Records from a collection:
+++

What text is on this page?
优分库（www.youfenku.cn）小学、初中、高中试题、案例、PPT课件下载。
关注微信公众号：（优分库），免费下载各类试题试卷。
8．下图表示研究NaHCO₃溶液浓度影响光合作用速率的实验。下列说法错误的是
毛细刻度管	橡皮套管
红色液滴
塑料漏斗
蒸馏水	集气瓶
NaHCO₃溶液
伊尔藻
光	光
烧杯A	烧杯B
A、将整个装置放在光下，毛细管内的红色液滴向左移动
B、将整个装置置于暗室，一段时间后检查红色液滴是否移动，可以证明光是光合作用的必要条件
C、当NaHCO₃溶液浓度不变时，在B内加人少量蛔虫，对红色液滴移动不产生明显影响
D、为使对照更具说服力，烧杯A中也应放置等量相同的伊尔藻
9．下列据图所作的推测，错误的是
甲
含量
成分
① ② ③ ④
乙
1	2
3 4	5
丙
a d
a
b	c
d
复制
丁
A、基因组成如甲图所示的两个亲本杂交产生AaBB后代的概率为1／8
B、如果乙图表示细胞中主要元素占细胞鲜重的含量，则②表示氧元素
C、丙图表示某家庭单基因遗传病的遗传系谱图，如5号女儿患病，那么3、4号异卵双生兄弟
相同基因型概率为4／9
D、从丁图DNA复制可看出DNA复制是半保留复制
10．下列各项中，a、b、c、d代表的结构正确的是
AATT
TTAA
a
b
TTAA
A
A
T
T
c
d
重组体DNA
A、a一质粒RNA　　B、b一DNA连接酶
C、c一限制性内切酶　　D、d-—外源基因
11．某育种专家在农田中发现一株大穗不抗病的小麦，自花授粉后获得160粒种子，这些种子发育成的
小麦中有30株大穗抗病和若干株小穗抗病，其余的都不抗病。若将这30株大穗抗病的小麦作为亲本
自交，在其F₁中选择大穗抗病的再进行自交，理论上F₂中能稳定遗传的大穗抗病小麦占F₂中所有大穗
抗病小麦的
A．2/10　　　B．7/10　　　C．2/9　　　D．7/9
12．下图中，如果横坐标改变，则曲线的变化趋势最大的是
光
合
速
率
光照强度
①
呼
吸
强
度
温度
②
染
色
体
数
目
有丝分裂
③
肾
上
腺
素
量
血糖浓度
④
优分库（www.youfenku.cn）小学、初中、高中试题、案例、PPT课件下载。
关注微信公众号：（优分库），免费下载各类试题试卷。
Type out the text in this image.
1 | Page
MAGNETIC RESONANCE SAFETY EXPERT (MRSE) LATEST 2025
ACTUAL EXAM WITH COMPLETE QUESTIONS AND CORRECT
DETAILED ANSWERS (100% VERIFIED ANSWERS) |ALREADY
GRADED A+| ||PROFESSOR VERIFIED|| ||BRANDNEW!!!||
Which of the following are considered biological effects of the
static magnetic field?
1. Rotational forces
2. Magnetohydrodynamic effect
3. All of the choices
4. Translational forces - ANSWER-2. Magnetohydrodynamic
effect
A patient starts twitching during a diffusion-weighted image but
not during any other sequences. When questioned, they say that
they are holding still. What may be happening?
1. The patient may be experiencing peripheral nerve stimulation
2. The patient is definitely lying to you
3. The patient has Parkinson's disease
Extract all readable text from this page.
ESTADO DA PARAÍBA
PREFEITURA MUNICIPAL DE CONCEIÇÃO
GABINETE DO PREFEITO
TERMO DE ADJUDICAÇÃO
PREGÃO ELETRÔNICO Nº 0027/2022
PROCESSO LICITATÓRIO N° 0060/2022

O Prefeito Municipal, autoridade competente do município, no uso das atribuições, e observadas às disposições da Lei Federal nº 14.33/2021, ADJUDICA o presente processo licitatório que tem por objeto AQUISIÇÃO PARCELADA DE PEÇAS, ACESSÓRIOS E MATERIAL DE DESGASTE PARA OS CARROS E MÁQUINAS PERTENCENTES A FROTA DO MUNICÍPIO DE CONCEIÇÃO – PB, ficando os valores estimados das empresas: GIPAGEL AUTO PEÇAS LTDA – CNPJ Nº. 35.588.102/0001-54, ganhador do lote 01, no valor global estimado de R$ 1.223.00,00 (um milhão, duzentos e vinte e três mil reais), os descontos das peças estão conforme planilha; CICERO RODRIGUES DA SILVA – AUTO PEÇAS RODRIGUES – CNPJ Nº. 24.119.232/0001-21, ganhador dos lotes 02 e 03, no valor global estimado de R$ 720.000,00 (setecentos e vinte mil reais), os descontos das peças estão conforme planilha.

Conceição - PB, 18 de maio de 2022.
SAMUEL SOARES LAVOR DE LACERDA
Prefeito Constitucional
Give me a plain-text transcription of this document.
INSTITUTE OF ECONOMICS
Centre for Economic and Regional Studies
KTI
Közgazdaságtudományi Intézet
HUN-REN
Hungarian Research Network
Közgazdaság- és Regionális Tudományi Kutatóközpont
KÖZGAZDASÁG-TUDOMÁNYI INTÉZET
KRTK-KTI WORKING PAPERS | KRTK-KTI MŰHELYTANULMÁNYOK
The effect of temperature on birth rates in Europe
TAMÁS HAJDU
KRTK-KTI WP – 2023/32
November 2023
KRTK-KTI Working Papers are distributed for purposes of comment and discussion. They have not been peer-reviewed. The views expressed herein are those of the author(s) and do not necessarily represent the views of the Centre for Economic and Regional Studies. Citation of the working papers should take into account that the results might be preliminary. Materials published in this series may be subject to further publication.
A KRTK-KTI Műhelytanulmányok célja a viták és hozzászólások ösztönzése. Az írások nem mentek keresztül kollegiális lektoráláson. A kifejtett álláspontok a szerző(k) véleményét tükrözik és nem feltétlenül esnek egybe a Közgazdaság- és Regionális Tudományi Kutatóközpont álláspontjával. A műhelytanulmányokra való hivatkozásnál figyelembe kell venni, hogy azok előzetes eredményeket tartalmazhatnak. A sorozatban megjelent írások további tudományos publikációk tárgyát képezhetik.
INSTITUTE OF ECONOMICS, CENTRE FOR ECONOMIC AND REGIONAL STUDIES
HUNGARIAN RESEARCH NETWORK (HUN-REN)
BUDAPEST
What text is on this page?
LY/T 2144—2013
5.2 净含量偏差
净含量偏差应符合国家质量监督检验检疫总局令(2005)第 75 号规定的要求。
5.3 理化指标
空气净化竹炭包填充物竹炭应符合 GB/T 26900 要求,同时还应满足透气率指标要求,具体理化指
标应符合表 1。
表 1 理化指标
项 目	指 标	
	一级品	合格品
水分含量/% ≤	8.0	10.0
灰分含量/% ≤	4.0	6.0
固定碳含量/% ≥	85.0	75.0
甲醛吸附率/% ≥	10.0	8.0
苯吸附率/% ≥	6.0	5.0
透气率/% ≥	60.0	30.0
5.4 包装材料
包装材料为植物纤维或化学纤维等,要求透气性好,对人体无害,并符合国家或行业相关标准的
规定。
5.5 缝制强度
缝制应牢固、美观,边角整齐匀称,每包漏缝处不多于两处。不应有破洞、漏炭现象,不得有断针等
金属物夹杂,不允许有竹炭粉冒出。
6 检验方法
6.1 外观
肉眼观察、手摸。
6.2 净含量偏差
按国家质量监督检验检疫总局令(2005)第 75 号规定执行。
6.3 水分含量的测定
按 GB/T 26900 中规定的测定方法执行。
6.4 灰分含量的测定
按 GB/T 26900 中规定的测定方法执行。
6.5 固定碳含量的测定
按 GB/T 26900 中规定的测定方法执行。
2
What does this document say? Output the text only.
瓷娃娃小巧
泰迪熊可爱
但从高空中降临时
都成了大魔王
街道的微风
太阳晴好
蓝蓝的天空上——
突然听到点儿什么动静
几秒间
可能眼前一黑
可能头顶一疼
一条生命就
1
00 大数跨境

+++

**Objective:** Reproduce the material above exactly; please quote every line of it.

**Answer below:**
What text is on this page?
优分库（www.youfenku.cn）小学、初中、高中试题、案例、PPT课件下载。
关注微信公众号：（优分库），免费下载各类试题试卷。
8．下图表示研究NaHCO₃溶液浓度影响光合作用速率的实验。下列说法错误的是
毛细刻度管	橡皮套管
红色液滴
塑料漏斗
蒸馏水	集气瓶
NaHCO₃溶液
伊尔藻
光	光
烧杯A	烧杯B
A、将整个装置放在光下，毛细管内的红色液滴向左移动
B、将整个装置置于暗室，一段时间后检查红色液滴是否移动，可以证明光是光合作用的必要条件
C、当NaHCO₃溶液浓度不变时，在B内加人少量蛔虫，对红色液滴移动不产生明显影响
D、为使对照更具说服力，烧杯A中也应放置等量相同的伊尔藻
9．下列据图所作的推测，错误的是
甲
含量
成分
① ② ③ ④
乙
1	2
3 4	5
丙
a d
a
b	c
d
复制
丁
A、基因组成如甲图所示的两个亲本杂交产生AaBB后代的概率为1／8
B、如果乙图表示细胞中主要元素占细胞鲜重的含量，则②表示氧元素
C、丙图表示某家庭单基因遗传病的遗传系谱图，如5号女儿患病，那么3、4号异卵双生兄弟
相同基因型概率为4／9
D、从丁图DNA复制可看出DNA复制是半保留复制
10．下列各项中，a、b、c、d代表的结构正确的是
AATT
TTAA
a
b
TTAA
A
A
T
T
c
d
重组体DNA
A、a一质粒RNA　　B、b一DNA连接酶
C、c一限制性内切酶　　D、d-—外源基因
11．某育种专家在农田中发现一株大穗不抗病的小麦，自花授粉后获得160粒种子，这些种子发育成的
小麦中有30株大穗抗病和若干株小穗抗病，其余的都不抗病。若将这30株大穗抗病的小麦作为亲本
自交，在其F₁中选择大穗抗病的再进行自交，理论上F₂中能稳定遗传的大穗抗病小麦占F₂中所有大穗
抗病小麦的
A．2/10　　　B．7/10　　　C．2/9　　　D．7/9
12．下图中，如果横坐标改变，则曲线的变化趋势最大的是
光
合
速
率
光照强度
①
呼
吸
强
度
温度
②
染
色
体
数
目
有丝分裂
③
肾
上
腺
素
量
血糖浓度
④
优分库（www.youfenku.cn）小学、初中、高中试题、案例、PPT课件下载。
关注微信公众号：（优分库），免费下载各类试题试卷。
Type out the text in this image.
1 | Page
MAGNETIC RESONANCE SAFETY EXPERT (MRSE) LATEST 2025
ACTUAL EXAM WITH COMPLETE QUESTIONS AND CORRECT
DETAILED ANSWERS (100% VERIFIED ANSWERS) |ALREADY
GRADED A+| ||PROFESSOR VERIFIED|| ||BRANDNEW!!!||
Which of the following are considered biological effects of the
static magnetic field?
1. Rotational forces
2. Magnetohydrodynamic effect
3. All of the choices
4. Translational forces - ANSWER-2. Magnetohydrodynamic
effect
A patient starts twitching during a diffusion-weighted image but
not during any other sequences. When questioned, they say that
they are holding still. What may be happening?
1. The patient may be experiencing peripheral nerve stimulation
2. The patient is definitely lying to you
3. The patient has Parkinson's disease
Extract all readable text from this page.
ESTADO DA PARAÍBA
PREFEITURA MUNICIPAL DE CONCEIÇÃO
GABINETE DO PREFEITO
TERMO DE ADJUDICAÇÃO
PREGÃO ELETRÔNICO Nº 0027/2022
PROCESSO LICITATÓRIO N° 0060/2022

O Prefeito Municipal, autoridade competente do município, no uso das atribuições, e observadas às disposições da Lei Federal nº 14.33/2021, ADJUDICA o presente processo licitatório que tem por objeto AQUISIÇÃO PARCELADA DE PEÇAS, ACESSÓRIOS E MATERIAL DE DESGASTE PARA OS CARROS E MÁQUINAS PERTENCENTES A FROTA DO MUNICÍPIO DE CONCEIÇÃO – PB, ficando os valores estimados das empresas: GIPAGEL AUTO PEÇAS LTDA – CNPJ Nº. 35.588.102/0001-54, ganhador do lote 01, no valor global estimado de R$ 1.223.00,00 (um milhão, duzentos e vinte e três mil reais), os descontos das peças estão conforme planilha; CICERO RODRIGUES DA SILVA – AUTO PEÇAS RODRIGUES – CNPJ Nº. 24.119.232/0001-21, ganhador dos lotes 02 e 03, no valor global estimado de R$ 720.000,00 (setecentos e vinte mil reais), os descontos das peças estão conforme planilha.

Conceição - PB, 18 de maio de 2022.
SAMUEL SOARES LAVOR DE LACERDA
Prefeito Constitucional
Give me a plain-text transcription of this document.
INSTITUTE OF ECONOMICS
Centre for Economic and Regional Studies
KTI
Közgazdaságtudományi Intézet
HUN-REN
Hungarian Research Network
Közgazdaság- és Regionális Tudományi Kutatóközpont
KÖZGAZDASÁG-TUDOMÁNYI INTÉZET
KRTK-KTI WORKING PAPERS | KRTK-KTI MŰHELYTANULMÁNYOK
The effect of temperature on birth rates in Europe
TAMÁS HAJDU
KRTK-KTI WP – 2023/32
November 2023
KRTK-KTI Working Papers are distributed for purposes of comment and discussion. They have not been peer-reviewed. The views expressed herein are those of the author(s) and do not necessarily represent the views of the Centre for Economic and Regional Studies. Citation of the working papers should take into account that the results might be preliminary. Materials published in this series may be subject to further publication.
A KRTK-KTI Műhelytanulmányok célja a viták és hozzászólások ösztönzése. Az írások nem mentek keresztül kollegiális lektoráláson. A kifejtett álláspontok a szerző(k) véleményét tükrözik és nem feltétlenül esnek egybe a Közgazdaság- és Regionális Tudományi Kutatóközpont álláspontjával. A műhelytanulmányokra való hivatkozásnál figyelembe kell venni, hogy azok előzetes eredményeket tartalmazhatnak. A sorozatban megjelent írások további tudományos publikációk tárgyát képezhetik.
INSTITUTE OF ECONOMICS, CENTRE FOR ECONOMIC AND REGIONAL STUDIES
HUNGARIAN RESEARCH NETWORK (HUN-REN)
BUDAPEST
What text is on this page?
LY/T 2144—2013
5.2 净含量偏差
净含量偏差应符合国家质量监督检验检疫总局令(2005)第 75 号规定的要求。
5.3 理化指标
空气净化竹炭包填充物竹炭应符合 GB/T 26900 要求,同时还应满足透气率指标要求,具体理化指
标应符合表 1。
表 1 理化指标
项 目	指 标	
	一级品	合格品
水分含量/% ≤	8.0	10.0
灰分含量/% ≤	4.0	6.0
固定碳含量/% ≥	85.0	75.0
甲醛吸附率/% ≥	10.0	8.0
苯吸附率/% ≥	6.0	5.0
透气率/% ≥	60.0	30.0
5.4 包装材料
包装材料为植物纤维或化学纤维等,要求透气性好,对人体无害,并符合国家或行业相关标准的
规定。
5.5 缝制强度
缝制应牢固、美观,边角整齐匀称,每包漏缝处不多于两处。不应有破洞、漏炭现象,不得有断针等
金属物夹杂,不允许有竹炭粉冒出。
6 检验方法
6.1 外观
肉眼观察、手摸。
6.2 净含量偏差
按国家质量监督检验检疫总局令(2005)第 75 号规定执行。
6.3 水分含量的测定
按 GB/T 26900 中规定的测定方法执行。
6.4 灰分含量的测定
按 GB/T 26900 中规定的测定方法执行。
6.5 固定碳含量的测定
按 GB/T 26900 中规定的测定方法执行。
2
What does this document say? Output the text only.
瓷娃娃小巧
泰迪熊可爱
但从高空中降临时
都成了大魔王
街道的微风
太阳晴好
蓝蓝的天空上——
突然听到点儿什么动静
几秒间
可能眼前一黑
可能头顶一疼
一条生命就
1
00 大数跨境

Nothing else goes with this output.